▶ **MATERIAL FOR THE TASK**:
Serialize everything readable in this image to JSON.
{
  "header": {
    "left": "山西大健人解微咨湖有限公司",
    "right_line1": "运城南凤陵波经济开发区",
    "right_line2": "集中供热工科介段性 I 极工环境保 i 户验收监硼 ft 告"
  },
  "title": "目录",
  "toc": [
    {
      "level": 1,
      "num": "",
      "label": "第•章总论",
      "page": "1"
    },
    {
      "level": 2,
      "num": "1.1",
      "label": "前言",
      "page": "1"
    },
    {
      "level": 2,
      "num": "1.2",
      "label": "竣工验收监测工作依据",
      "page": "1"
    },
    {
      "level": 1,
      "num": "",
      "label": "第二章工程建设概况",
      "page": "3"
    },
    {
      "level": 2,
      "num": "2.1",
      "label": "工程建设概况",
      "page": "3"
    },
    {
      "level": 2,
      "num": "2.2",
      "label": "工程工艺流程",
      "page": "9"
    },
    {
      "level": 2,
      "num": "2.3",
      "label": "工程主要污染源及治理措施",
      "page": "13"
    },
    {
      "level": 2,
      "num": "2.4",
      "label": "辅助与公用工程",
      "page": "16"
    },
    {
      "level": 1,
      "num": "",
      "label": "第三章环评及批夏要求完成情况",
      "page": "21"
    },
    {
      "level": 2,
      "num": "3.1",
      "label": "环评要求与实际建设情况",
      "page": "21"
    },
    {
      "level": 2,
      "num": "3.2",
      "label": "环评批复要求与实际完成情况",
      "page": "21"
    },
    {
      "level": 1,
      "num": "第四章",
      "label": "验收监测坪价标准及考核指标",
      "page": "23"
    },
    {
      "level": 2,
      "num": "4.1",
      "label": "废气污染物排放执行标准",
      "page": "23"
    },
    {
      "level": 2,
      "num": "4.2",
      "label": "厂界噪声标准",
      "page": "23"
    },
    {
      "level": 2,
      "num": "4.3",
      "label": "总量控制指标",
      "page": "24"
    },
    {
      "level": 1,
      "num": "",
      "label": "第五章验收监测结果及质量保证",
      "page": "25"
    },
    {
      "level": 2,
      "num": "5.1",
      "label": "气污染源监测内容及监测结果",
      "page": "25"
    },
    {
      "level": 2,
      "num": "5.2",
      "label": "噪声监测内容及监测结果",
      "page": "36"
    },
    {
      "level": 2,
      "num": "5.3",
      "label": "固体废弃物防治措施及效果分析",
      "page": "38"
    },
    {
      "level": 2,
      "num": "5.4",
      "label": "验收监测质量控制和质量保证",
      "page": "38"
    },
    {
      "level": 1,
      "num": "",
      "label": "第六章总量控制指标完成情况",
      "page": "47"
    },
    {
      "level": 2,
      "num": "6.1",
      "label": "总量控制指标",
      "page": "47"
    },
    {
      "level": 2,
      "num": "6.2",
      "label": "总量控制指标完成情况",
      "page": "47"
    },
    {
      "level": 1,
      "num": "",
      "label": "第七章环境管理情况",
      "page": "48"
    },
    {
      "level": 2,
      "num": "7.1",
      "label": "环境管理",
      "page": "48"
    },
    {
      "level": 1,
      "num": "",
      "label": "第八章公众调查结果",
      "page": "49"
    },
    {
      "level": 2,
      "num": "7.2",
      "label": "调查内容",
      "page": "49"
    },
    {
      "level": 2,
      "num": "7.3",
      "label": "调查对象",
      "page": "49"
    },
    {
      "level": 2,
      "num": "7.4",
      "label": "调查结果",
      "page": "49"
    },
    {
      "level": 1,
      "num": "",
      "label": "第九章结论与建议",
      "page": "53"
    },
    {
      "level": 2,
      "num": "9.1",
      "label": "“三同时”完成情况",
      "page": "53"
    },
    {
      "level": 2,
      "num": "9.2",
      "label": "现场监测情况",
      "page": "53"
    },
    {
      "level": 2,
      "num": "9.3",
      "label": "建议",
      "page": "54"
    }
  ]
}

▶ **TASK DIRECTIONS**:
Output all of the material, please, exactly as it stands.

▶ **COMPLETED EXERCISE**:
Serialize everything readable in this image to JSON.
{
  "header": {
    "left": "山西大健人解微咨湖有限公司",
    "right_line1": "运城南凤陵波经济开发区",
    "right_line2": "集中供热工科介段性 I 极工环境保 i 户验收监硼 ft 告"
  },
  "title": "目录",
  "toc": [
    {
      "level": 1,
      "num": "",
      "label": "第•章总论",
      "page": "1"
    },
    {
      "level": 2,
      "num": "1.1",
      "label": "前言",
      "page": "1"
    },
    {
      "level": 2,
      "num": "1.2",
      "label": "竣工验收监测工作依据",
      "page": "1"
    },
    {
      "level": 1,
      "num": "",
      "label": "第二章工程建设概况",
      "page": "3"
    },
    {
      "level": 2,
      "num": "2.1",
      "label": "工程建设概况",
      "page": "3"
    },
    {
      "level": 2,
      "num": "2.2",
      "label": "工程工艺流程",
      "page": "9"
    },
    {
      "level": 2,
      "num": "2.3",
      "label": "工程主要污染源及治理措施",
      "page": "13"
    },
    {
      "level": 2,
      "num": "2.4",
      "label": "辅助与公用工程",
      "page": "16"
    },
    {
      "level": 1,
      "num": "",
      "label": "第三章环评及批夏要求完成情况",
      "page": "21"
    },
    {
      "level": 2,
      "num": "3.1",
      "label": "环评要求与实际建设情况",
      "page": "21"
    },
    {
      "level": 2,
      "num": "3.2",
      "label": "环评批复要求与实际完成情况",
      "page": "21"
    },
    {
      "level": 1,
      "num": "第四章",
      "label": "验收监测坪价标准及考核指标",
      "page": "23"
    },
    {
      "level": 2,
      "num": "4.1",
      "label": "废气污染物排放执行标准",
      "page": "23"
    },
    {
      "level": 2,
      "num": "4.2",
      "label": "厂界噪声标准",
      "page": "23"
    },
    {
      "level": 2,
      "num": "4.3",
      "label": "总量控制指标",
      "page": "24"
    },
    {
      "level": 1,
      "num": "",
      "label": "第五章验收监测结果及质量保证",
      "page": "25"
    },
    {
      "level": 2,
      "num": "5.1",
      "label": "气污染源监测内容及监测结果",
      "page": "25"
    },
    {
      "level": 2,
      "num": "5.2",
      "label": "噪声监测内容及监测结果",
      "page": "36"
    },
    {
      "level": 2,
      "num": "5.3",
      "label": "固体废弃物防治措施及效果分析",
      "page": "38"
    },
    {
      "level": 2,
      "num": "5.4",
      "label": "验收监测质量控制和质量保证",
      "page": "38"
    },
    {
      "level": 1,
      "num": "",
      "label": "第六章总量控制指标完成情况",
      "page": "47"
    },
    {
      "level": 2,
      "num": "6.1",
      "label": "总量控制指标",
      "page": "47"
    },
    {
      "level": 2,
      "num": "6.2",
      "label": "总量控制指标完成情况",
      "page": "47"
    },
    {
      "level": 1,
      "num": "",
      "label": "第七章环境管理情况",
      "page": "48"
    },
    {
      "level": 2,
      "num": "7.1",
      "label": "环境管理",
      "page": "48"
    },
    {
      "level": 1,
      "num": "",
      "label": "第八章公众调查结果",
      "page": "49"
    },
    {
      "level": 2,
      "num": "7.2",
      "label": "调查内容",
      "page": "49"
    },
    {
      "level": 2,
      "num": "7.3",
      "label": "调查对象",
      "page": "49"
    },
    {
      "level": 2,
      "num": "7.4",
      "label": "调查结果",
      "page": "49"
    },
    {
      "level": 1,
      "num": "",
      "label": "第九章结论与建议",
      "page": "53"
    },
    {
      "level": 2,
      "num": "9.1",
      "label": "“三同时”完成情况",
      "page": "53"
    },
    {
      "level": 2,
      "num": "9.2",
      "label": "现场监测情况",
      "page": "53"
    },
    {
      "level": 2,
      "num": "9.3",
      "label": "建议",
      "page": "54"
    }
  ]
}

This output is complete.